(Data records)
▼
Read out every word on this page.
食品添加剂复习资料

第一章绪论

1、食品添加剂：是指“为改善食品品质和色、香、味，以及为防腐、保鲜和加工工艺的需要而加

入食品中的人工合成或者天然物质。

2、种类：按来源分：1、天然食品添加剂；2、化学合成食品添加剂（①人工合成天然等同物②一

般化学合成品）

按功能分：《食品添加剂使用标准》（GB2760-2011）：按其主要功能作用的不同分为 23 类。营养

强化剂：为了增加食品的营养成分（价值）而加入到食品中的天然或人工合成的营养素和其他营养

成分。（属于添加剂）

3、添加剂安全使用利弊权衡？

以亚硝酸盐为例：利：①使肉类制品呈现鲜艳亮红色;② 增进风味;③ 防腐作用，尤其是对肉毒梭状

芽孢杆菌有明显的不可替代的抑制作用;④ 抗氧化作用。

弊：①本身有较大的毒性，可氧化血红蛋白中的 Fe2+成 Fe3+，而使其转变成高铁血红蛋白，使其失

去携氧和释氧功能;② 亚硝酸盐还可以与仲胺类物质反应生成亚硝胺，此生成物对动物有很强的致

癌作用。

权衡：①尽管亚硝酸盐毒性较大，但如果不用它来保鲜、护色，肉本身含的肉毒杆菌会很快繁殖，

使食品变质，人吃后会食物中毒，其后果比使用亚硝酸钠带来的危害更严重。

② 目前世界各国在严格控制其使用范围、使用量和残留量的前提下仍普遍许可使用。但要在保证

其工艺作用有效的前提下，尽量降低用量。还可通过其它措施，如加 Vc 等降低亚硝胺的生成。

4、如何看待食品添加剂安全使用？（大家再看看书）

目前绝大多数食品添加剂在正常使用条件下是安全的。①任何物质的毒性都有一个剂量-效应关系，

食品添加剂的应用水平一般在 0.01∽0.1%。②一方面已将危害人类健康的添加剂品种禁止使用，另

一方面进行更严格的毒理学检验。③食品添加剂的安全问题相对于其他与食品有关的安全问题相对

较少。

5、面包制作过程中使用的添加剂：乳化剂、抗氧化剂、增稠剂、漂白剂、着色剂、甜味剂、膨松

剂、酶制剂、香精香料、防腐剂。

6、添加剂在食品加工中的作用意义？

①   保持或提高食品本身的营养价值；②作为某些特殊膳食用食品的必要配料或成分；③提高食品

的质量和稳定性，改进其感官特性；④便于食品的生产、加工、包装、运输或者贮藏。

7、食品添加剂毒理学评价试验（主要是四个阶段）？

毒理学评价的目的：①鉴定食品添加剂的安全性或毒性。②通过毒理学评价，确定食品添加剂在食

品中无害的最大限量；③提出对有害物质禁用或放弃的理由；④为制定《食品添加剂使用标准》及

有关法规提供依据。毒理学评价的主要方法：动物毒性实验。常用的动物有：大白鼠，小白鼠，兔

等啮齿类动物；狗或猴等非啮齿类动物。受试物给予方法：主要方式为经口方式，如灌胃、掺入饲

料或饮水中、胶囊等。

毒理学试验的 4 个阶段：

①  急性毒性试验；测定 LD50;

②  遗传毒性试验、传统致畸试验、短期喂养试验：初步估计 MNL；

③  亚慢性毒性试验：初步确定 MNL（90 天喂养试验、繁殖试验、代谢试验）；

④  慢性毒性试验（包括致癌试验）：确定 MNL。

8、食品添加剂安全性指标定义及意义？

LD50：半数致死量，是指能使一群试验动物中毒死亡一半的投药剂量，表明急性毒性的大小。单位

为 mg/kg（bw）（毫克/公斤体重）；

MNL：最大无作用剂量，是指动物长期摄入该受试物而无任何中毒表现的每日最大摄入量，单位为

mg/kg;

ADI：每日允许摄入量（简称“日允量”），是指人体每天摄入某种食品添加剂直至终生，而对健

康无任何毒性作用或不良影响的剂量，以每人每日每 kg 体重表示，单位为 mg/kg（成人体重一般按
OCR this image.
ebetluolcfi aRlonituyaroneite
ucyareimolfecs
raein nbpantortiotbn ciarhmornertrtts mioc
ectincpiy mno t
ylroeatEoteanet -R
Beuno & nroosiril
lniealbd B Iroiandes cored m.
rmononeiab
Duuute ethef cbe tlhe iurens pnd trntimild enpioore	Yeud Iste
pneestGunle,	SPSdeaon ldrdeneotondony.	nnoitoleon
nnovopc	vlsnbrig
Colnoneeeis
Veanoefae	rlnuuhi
▲
*Task directions*: Take the listing above and set it down exactly.

*Worked answer*:
Read out every word on this page.
食品添加剂复习资料

第一章绪论

1、食品添加剂：是指“为改善食品品质和色、香、味，以及为防腐、保鲜和加工工艺的需要而加

入食品中的人工合成或者天然物质。

2、种类：按来源分：1、天然食品添加剂；2、化学合成食品添加剂（①人工合成天然等同物②一

般化学合成品）

按功能分：《食品添加剂使用标准》（GB2760-2011）：按其主要功能作用的不同分为 23 类。营养

强化剂：为了增加食品的营养成分（价值）而加入到食品中的天然或人工合成的营养素和其他营养

成分。（属于添加剂）

3、添加剂安全使用利弊权衡？

以亚硝酸盐为例：利：①使肉类制品呈现鲜艳亮红色;② 增进风味;③ 防腐作用，尤其是对肉毒梭状

芽孢杆菌有明显的不可替代的抑制作用;④ 抗氧化作用。

弊：①本身有较大的毒性，可氧化血红蛋白中的 Fe2+成 Fe3+，而使其转变成高铁血红蛋白，使其失

去携氧和释氧功能;② 亚硝酸盐还可以与仲胺类物质反应生成亚硝胺，此生成物对动物有很强的致

癌作用。

权衡：①尽管亚硝酸盐毒性较大，但如果不用它来保鲜、护色，肉本身含的肉毒杆菌会很快繁殖，

使食品变质，人吃后会食物中毒，其后果比使用亚硝酸钠带来的危害更严重。

② 目前世界各国在严格控制其使用范围、使用量和残留量的前提下仍普遍许可使用。但要在保证

其工艺作用有效的前提下，尽量降低用量。还可通过其它措施，如加 Vc 等降低亚硝胺的生成。

4、如何看待食品添加剂安全使用？（大家再看看书）

目前绝大多数食品添加剂在正常使用条件下是安全的。①任何物质的毒性都有一个剂量-效应关系，

食品添加剂的应用水平一般在 0.01∽0.1%。②一方面已将危害人类健康的添加剂品种禁止使用，另

一方面进行更严格的毒理学检验。③食品添加剂的安全问题相对于其他与食品有关的安全问题相对

较少。

5、面包制作过程中使用的添加剂：乳化剂、抗氧化剂、增稠剂、漂白剂、着色剂、甜味剂、膨松

剂、酶制剂、香精香料、防腐剂。

6、添加剂在食品加工中的作用意义？

①   保持或提高食品本身的营养价值；②作为某些特殊膳食用食品的必要配料或成分；③提高食品

的质量和稳定性，改进其感官特性；④便于食品的生产、加工、包装、运输或者贮藏。

7、食品添加剂毒理学评价试验（主要是四个阶段）？

毒理学评价的目的：①鉴定食品添加剂的安全性或毒性。②通过毒理学评价，确定食品添加剂在食

品中无害的最大限量；③提出对有害物质禁用或放弃的理由；④为制定《食品添加剂使用标准》及

有关法规提供依据。毒理学评价的主要方法：动物毒性实验。常用的动物有：大白鼠，小白鼠，兔

等啮齿类动物；狗或猴等非啮齿类动物。受试物给予方法：主要方式为经口方式，如灌胃、掺入饲

料或饮水中、胶囊等。

毒理学试验的 4 个阶段：

①  急性毒性试验；测定 LD50;

②  遗传毒性试验、传统致畸试验、短期喂养试验：初步估计 MNL；

③  亚慢性毒性试验：初步确定 MNL（90 天喂养试验、繁殖试验、代谢试验）；

④  慢性毒性试验（包括致癌试验）：确定 MNL。

8、食品添加剂安全性指标定义及意义？

LD50：半数致死量，是指能使一群试验动物中毒死亡一半的投药剂量，表明急性毒性的大小。单位

为 mg/kg（bw）（毫克/公斤体重）；

MNL：最大无作用剂量，是指动物长期摄入该受试物而无任何中毒表现的每日最大摄入量，单位为

mg/kg;

ADI：每日允许摄入量（简称“日允量”），是指人体每天摄入某种食品添加剂直至终生，而对健

康无任何毒性作用或不良影响的剂量，以每人每日每 kg 体重表示，单位为 mg/kg（成人体重一般按
OCR this image.
ebetluolcfi aRlonituyaroneite
ucyareimolfecs
raein nbpantortiotbn ciarhmornertrtts mioc
ectincpiy mno t
ylroeatEoteanet -R
Beuno & nroosiril
lniealbd B Iroiandes cored m.
rmononeiab
Duuute ethef cbe tlhe iurens pnd trntimild enpioore	Yeud Iste
pneestGunle,	SPSdeaon ldrdeneotondony.	nnoitoleon
nnovopc	vlsnbrig
Colnoneeeis
Veanoefae	rlnuuhi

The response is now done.